Brief:
Transcribe each line of the material as it is, and drop any picture.

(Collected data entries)

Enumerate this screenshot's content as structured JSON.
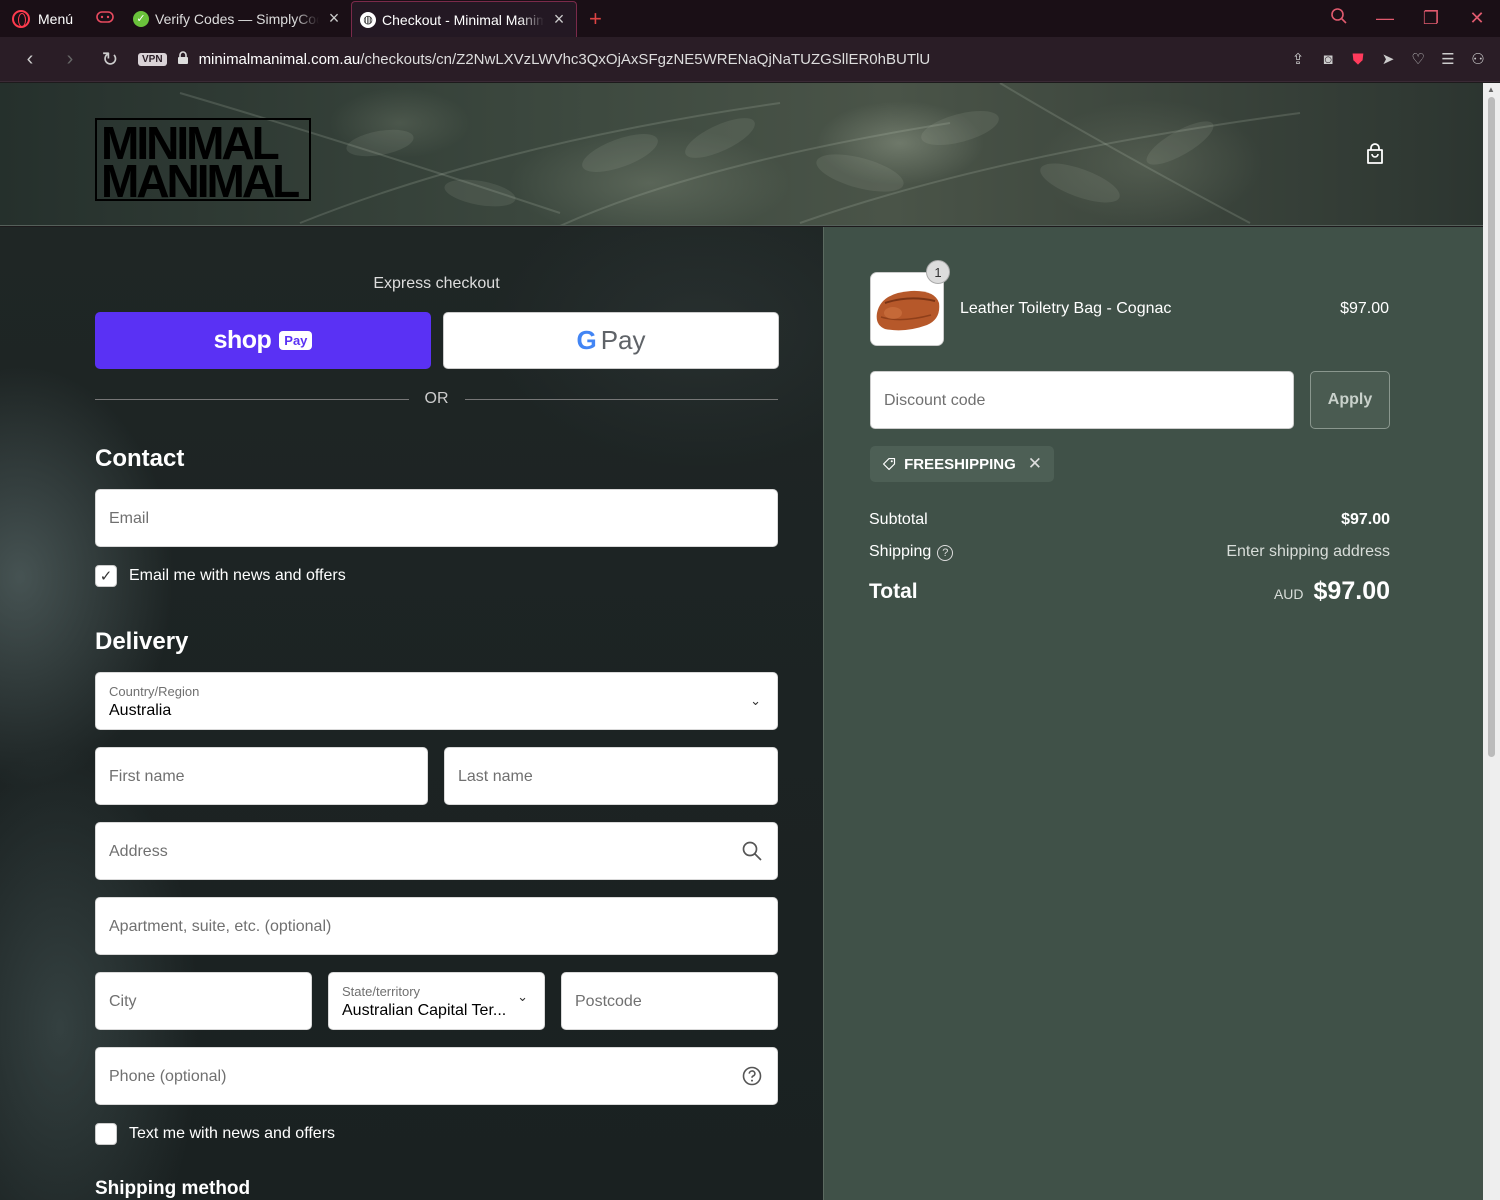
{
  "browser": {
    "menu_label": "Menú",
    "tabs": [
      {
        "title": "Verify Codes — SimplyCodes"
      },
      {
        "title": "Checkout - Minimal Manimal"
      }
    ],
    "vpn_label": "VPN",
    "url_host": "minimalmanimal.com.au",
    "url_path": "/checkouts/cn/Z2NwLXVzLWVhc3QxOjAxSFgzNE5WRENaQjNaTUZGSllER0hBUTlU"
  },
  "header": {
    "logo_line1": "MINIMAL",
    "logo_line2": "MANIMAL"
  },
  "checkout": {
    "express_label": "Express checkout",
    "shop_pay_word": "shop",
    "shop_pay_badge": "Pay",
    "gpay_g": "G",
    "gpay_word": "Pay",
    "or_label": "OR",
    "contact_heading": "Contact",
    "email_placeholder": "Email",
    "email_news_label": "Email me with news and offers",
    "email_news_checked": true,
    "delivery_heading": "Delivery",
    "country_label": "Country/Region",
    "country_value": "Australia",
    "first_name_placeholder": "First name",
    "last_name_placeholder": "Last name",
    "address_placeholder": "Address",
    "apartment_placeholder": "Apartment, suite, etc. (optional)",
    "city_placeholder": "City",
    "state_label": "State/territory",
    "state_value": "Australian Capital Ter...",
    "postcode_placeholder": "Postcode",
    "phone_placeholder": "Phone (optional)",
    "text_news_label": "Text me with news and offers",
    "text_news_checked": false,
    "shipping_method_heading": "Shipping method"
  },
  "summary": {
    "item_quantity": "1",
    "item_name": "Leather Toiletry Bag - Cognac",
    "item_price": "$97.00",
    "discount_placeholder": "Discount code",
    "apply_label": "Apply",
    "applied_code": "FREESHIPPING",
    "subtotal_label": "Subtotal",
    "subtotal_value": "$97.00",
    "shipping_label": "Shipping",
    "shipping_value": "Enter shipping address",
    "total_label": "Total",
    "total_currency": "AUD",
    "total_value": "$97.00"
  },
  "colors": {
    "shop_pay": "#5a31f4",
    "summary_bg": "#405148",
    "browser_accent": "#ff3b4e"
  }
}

Written solution:
Enumerate this screenshot's content as structured JSON.
{
  "browser": {
    "menu_label": "Menú",
    "tabs": [
      {
        "title": "Verify Codes — SimplyCodes"
      },
      {
        "title": "Checkout - Minimal Manimal"
      }
    ],
    "vpn_label": "VPN",
    "url_host": "minimalmanimal.com.au",
    "url_path": "/checkouts/cn/Z2NwLXVzLWVhc3QxOjAxSFgzNE5WRENaQjNaTUZGSllER0hBUTlU"
  },
  "header": {
    "logo_line1": "MINIMAL",
    "logo_line2": "MANIMAL"
  },
  "checkout": {
    "express_label": "Express checkout",
    "shop_pay_word": "shop",
    "shop_pay_badge": "Pay",
    "gpay_g": "G",
    "gpay_word": "Pay",
    "or_label": "OR",
    "contact_heading": "Contact",
    "email_placeholder": "Email",
    "email_news_label": "Email me with news and offers",
    "email_news_checked": true,
    "delivery_heading": "Delivery",
    "country_label": "Country/Region",
    "country_value": "Australia",
    "first_name_placeholder": "First name",
    "last_name_placeholder": "Last name",
    "address_placeholder": "Address",
    "apartment_placeholder": "Apartment, suite, etc. (optional)",
    "city_placeholder": "City",
    "state_label": "State/territory",
    "state_value": "Australian Capital Ter...",
    "postcode_placeholder": "Postcode",
    "phone_placeholder": "Phone (optional)",
    "text_news_label": "Text me with news and offers",
    "text_news_checked": false,
    "shipping_method_heading": "Shipping method"
  },
  "summary": {
    "item_quantity": "1",
    "item_name": "Leather Toiletry Bag - Cognac",
    "item_price": "$97.00",
    "discount_placeholder": "Discount code",
    "apply_label": "Apply",
    "applied_code": "FREESHIPPING",
    "subtotal_label": "Subtotal",
    "subtotal_value": "$97.00",
    "shipping_label": "Shipping",
    "shipping_value": "Enter shipping address",
    "total_label": "Total",
    "total_currency": "AUD",
    "total_value": "$97.00"
  },
  "colors": {
    "shop_pay": "#5a31f4",
    "summary_bg": "#405148",
    "browser_accent": "#ff3b4e"
  }
}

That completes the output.